╭─ RECORD LIST

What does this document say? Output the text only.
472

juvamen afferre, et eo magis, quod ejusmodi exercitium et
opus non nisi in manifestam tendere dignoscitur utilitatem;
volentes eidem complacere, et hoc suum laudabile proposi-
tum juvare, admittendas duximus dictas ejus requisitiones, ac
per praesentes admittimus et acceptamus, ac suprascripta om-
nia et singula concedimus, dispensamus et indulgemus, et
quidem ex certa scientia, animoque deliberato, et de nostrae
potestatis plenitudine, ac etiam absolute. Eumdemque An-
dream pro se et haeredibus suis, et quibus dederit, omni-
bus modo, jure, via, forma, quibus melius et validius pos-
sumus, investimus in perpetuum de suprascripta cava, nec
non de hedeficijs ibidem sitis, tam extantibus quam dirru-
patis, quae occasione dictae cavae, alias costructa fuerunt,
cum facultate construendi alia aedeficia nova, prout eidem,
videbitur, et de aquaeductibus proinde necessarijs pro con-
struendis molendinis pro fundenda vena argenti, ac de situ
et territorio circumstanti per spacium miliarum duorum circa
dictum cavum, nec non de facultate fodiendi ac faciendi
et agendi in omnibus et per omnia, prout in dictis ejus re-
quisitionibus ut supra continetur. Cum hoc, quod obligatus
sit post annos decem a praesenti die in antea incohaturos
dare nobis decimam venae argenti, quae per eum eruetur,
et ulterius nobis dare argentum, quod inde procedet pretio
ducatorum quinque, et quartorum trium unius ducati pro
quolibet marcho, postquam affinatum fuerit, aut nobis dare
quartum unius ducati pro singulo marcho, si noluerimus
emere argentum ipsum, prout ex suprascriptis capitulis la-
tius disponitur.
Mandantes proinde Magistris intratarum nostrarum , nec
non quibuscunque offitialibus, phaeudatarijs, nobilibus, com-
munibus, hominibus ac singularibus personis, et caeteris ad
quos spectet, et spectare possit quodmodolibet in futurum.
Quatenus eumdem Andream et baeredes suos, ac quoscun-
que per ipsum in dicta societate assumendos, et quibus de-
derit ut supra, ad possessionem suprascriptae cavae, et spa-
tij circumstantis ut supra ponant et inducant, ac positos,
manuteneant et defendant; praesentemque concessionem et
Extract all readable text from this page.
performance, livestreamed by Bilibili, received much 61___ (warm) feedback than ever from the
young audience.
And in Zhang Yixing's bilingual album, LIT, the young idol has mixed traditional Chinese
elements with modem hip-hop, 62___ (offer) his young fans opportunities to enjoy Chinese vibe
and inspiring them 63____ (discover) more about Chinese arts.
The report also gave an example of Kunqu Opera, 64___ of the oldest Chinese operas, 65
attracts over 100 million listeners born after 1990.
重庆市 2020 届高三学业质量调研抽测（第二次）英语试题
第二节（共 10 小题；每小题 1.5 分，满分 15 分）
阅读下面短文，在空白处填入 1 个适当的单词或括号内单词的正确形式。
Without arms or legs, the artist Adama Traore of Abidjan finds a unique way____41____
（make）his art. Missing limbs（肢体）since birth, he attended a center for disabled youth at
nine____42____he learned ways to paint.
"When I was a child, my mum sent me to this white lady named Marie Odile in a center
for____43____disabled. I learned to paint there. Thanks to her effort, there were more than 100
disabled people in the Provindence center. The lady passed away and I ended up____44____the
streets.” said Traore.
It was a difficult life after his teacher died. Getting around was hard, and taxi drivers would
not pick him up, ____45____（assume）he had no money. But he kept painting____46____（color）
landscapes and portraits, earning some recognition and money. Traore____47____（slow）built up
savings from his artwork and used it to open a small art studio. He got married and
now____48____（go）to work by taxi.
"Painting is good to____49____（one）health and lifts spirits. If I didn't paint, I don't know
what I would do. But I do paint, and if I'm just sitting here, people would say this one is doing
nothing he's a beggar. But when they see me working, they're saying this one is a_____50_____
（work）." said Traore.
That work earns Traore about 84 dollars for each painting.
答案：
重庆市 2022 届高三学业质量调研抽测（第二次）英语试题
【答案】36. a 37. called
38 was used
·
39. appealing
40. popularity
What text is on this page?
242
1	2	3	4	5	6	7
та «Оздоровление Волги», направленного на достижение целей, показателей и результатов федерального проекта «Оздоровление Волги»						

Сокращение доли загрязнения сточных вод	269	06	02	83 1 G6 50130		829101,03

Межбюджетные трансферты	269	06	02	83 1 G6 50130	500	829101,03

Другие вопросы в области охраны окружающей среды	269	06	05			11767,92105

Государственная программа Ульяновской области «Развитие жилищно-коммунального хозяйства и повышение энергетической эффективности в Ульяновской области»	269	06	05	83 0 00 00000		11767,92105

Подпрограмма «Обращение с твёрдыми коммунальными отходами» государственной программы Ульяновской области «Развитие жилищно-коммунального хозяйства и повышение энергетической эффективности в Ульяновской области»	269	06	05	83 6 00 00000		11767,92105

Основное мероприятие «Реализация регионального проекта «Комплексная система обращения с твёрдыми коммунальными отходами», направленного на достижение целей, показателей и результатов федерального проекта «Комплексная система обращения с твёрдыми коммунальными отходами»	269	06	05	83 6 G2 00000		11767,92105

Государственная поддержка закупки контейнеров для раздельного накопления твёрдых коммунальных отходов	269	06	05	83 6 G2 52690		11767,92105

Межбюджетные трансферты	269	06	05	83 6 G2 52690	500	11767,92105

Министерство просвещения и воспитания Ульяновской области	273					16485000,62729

╰─

Determine the number of lines in the listing that contain the string "целей". Write that number and nothing else.

ANSWER FOR THE TASK: 2